**Required task:**
Please write out the complete listing that follows, exactly as it reads.
═══ Supplied entries
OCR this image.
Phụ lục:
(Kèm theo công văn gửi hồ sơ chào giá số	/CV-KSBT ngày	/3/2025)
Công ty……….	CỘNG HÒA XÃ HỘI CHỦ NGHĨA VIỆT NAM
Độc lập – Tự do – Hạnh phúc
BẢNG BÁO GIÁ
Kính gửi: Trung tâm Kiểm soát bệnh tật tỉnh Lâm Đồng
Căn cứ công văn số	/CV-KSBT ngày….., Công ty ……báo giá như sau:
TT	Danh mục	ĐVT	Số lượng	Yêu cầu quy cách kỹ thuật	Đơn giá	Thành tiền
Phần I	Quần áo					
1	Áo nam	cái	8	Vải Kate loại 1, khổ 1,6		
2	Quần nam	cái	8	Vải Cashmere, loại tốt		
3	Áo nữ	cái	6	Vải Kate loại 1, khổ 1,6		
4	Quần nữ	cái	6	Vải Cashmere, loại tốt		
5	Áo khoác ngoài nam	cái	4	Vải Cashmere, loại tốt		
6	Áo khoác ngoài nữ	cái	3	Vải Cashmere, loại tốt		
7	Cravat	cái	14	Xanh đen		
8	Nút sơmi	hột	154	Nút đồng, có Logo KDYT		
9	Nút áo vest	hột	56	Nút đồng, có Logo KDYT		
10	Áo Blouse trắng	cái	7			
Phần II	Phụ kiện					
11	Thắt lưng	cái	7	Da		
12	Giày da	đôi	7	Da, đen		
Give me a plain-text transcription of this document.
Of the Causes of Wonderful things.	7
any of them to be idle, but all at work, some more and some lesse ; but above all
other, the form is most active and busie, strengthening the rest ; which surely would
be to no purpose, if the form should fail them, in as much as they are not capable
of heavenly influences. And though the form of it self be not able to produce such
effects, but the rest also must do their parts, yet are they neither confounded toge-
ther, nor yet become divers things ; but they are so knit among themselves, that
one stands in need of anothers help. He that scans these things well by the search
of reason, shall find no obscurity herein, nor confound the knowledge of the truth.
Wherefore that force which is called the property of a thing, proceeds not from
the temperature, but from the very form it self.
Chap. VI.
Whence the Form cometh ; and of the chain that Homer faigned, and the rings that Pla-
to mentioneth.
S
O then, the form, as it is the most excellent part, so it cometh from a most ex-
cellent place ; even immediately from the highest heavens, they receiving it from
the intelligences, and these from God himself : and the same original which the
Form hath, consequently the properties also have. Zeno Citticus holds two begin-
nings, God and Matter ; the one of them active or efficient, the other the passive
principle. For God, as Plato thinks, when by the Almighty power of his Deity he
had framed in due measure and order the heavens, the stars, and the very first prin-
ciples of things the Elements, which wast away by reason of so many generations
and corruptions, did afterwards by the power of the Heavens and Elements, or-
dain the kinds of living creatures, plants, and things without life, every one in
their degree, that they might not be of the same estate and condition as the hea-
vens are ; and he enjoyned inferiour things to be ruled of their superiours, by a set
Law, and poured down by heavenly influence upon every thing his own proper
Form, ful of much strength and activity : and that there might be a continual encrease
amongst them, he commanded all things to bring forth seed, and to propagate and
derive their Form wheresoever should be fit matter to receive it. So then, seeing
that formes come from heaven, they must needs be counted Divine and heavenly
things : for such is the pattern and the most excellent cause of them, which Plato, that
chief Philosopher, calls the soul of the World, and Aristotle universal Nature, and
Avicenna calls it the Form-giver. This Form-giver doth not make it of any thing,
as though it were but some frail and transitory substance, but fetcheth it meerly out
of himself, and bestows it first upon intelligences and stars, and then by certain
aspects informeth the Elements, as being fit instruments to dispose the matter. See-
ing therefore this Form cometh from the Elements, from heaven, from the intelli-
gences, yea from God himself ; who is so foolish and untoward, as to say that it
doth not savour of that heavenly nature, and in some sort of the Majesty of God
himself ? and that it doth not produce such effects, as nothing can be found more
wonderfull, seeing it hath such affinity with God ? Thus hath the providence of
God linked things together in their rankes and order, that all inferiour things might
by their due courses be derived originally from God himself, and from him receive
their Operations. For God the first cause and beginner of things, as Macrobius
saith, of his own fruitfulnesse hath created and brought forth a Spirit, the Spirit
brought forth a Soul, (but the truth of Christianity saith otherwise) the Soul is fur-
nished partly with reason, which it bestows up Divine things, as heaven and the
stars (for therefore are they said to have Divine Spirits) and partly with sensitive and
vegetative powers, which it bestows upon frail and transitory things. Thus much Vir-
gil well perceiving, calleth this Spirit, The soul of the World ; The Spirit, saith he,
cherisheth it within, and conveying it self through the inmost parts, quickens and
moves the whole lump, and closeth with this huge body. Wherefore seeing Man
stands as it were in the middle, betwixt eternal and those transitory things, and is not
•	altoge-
══════
**Full response:**
OCR this image.
Phụ lục:
(Kèm theo công văn gửi hồ sơ chào giá số	/CV-KSBT ngày	/3/2025)
Công ty……….	CỘNG HÒA XÃ HỘI CHỦ NGHĨA VIỆT NAM
Độc lập – Tự do – Hạnh phúc
BẢNG BÁO GIÁ
Kính gửi: Trung tâm Kiểm soát bệnh tật tỉnh Lâm Đồng
Căn cứ công văn số	/CV-KSBT ngày….., Công ty ……báo giá như sau:
TT	Danh mục	ĐVT	Số lượng	Yêu cầu quy cách kỹ thuật	Đơn giá	Thành tiền
Phần I	Quần áo					
1	Áo nam	cái	8	Vải Kate loại 1, khổ 1,6		
2	Quần nam	cái	8	Vải Cashmere, loại tốt		
3	Áo nữ	cái	6	Vải Kate loại 1, khổ 1,6		
4	Quần nữ	cái	6	Vải Cashmere, loại tốt		
5	Áo khoác ngoài nam	cái	4	Vải Cashmere, loại tốt		
6	Áo khoác ngoài nữ	cái	3	Vải Cashmere, loại tốt		
7	Cravat	cái	14	Xanh đen		
8	Nút sơmi	hột	154	Nút đồng, có Logo KDYT		
9	Nút áo vest	hột	56	Nút đồng, có Logo KDYT		
10	Áo Blouse trắng	cái	7			
Phần II	Phụ kiện					
11	Thắt lưng	cái	7	Da		
12	Giày da	đôi	7	Da, đen		
Give me a plain-text transcription of this document.
Of the Causes of Wonderful things.	7
any of them to be idle, but all at work, some more and some lesse ; but above all
other, the form is most active and busie, strengthening the rest ; which surely would
be to no purpose, if the form should fail them, in as much as they are not capable
of heavenly influences. And though the form of it self be not able to produce such
effects, but the rest also must do their parts, yet are they neither confounded toge-
ther, nor yet become divers things ; but they are so knit among themselves, that
one stands in need of anothers help. He that scans these things well by the search
of reason, shall find no obscurity herein, nor confound the knowledge of the truth.
Wherefore that force which is called the property of a thing, proceeds not from
the temperature, but from the very form it self.
Chap. VI.
Whence the Form cometh ; and of the chain that Homer faigned, and the rings that Pla-
to mentioneth.
S
O then, the form, as it is the most excellent part, so it cometh from a most ex-
cellent place ; even immediately from the highest heavens, they receiving it from
the intelligences, and these from God himself : and the same original which the
Form hath, consequently the properties also have. Zeno Citticus holds two begin-
nings, God and Matter ; the one of them active or efficient, the other the passive
principle. For God, as Plato thinks, when by the Almighty power of his Deity he
had framed in due measure and order the heavens, the stars, and the very first prin-
ciples of things the Elements, which wast away by reason of so many generations
and corruptions, did afterwards by the power of the Heavens and Elements, or-
dain the kinds of living creatures, plants, and things without life, every one in
their degree, that they might not be of the same estate and condition as the hea-
vens are ; and he enjoyned inferiour things to be ruled of their superiours, by a set
Law, and poured down by heavenly influence upon every thing his own proper
Form, ful of much strength and activity : and that there might be a continual encrease
amongst them, he commanded all things to bring forth seed, and to propagate and
derive their Form wheresoever should be fit matter to receive it. So then, seeing
that formes come from heaven, they must needs be counted Divine and heavenly
things : for such is the pattern and the most excellent cause of them, which Plato, that
chief Philosopher, calls the soul of the World, and Aristotle universal Nature, and
Avicenna calls it the Form-giver. This Form-giver doth not make it of any thing,
as though it were but some frail and transitory substance, but fetcheth it meerly out
of himself, and bestows it first upon intelligences and stars, and then by certain
aspects informeth the Elements, as being fit instruments to dispose the matter. See-
ing therefore this Form cometh from the Elements, from heaven, from the intelli-
gences, yea from God himself ; who is so foolish and untoward, as to say that it
doth not savour of that heavenly nature, and in some sort of the Majesty of God
himself ? and that it doth not produce such effects, as nothing can be found more
wonderfull, seeing it hath such affinity with God ? Thus hath the providence of
God linked things together in their rankes and order, that all inferiour things might
by their due courses be derived originally from God himself, and from him receive
their Operations. For God the first cause and beginner of things, as Macrobius
saith, of his own fruitfulnesse hath created and brought forth a Spirit, the Spirit
brought forth a Soul, (but the truth of Christianity saith otherwise) the Soul is fur-
nished partly with reason, which it bestows up Divine things, as heaven and the
stars (for therefore are they said to have Divine Spirits) and partly with sensitive and
vegetative powers, which it bestows upon frail and transitory things. Thus much Vir-
gil well perceiving, calleth this Spirit, The soul of the World ; The Spirit, saith he,
cherisheth it within, and conveying it self through the inmost parts, quickens and
moves the whole lump, and closeth with this huge body. Wherefore seeing Man
stands as it were in the middle, betwixt eternal and those transitory things, and is not
•	altoge-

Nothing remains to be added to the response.